Every line that holds the string "JSON" is to be identified and copied.

---- RECORDS SHOWN

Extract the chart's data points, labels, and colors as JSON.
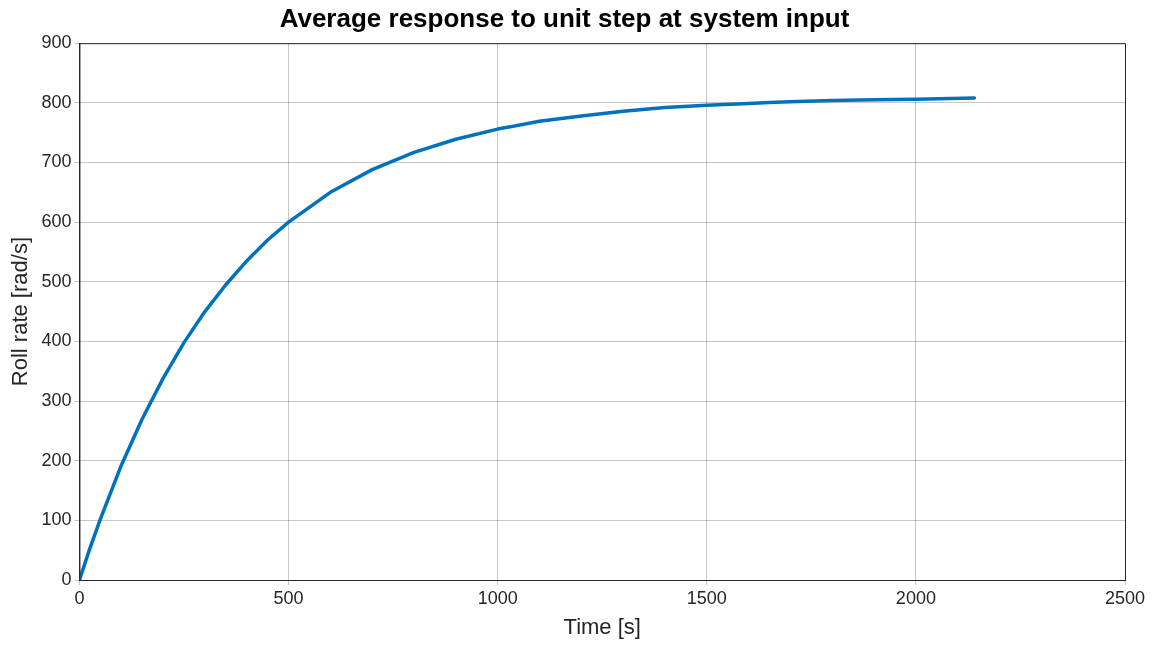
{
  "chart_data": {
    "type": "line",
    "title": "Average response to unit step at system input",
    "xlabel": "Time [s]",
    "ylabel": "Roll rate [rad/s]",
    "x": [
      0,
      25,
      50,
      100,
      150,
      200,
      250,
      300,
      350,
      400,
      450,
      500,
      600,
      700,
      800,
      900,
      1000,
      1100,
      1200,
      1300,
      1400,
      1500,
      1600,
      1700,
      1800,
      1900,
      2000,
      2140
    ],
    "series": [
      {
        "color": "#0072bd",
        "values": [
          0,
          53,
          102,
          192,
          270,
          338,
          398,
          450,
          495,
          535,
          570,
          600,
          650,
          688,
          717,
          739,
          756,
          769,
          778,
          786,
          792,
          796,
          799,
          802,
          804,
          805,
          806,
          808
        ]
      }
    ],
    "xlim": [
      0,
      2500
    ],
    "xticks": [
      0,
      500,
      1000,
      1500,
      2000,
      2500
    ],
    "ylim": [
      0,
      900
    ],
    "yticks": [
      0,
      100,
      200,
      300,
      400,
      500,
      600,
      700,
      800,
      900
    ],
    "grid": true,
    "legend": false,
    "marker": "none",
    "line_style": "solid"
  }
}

--------
---- RECORDS SHOWN

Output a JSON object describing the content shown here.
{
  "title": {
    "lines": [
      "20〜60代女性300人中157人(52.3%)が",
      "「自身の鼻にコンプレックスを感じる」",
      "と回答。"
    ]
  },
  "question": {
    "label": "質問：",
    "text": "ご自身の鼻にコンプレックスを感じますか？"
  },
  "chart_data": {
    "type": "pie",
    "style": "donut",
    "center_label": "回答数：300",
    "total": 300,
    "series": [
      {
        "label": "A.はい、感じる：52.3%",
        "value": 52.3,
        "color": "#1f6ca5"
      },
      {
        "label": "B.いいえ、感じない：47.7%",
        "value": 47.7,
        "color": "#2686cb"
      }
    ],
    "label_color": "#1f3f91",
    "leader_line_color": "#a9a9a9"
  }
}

--------

_ANSWER TO THE EXERCISE_
Extract the chart's data points, labels, and colors as JSON.
Output a JSON object describing the content shown here.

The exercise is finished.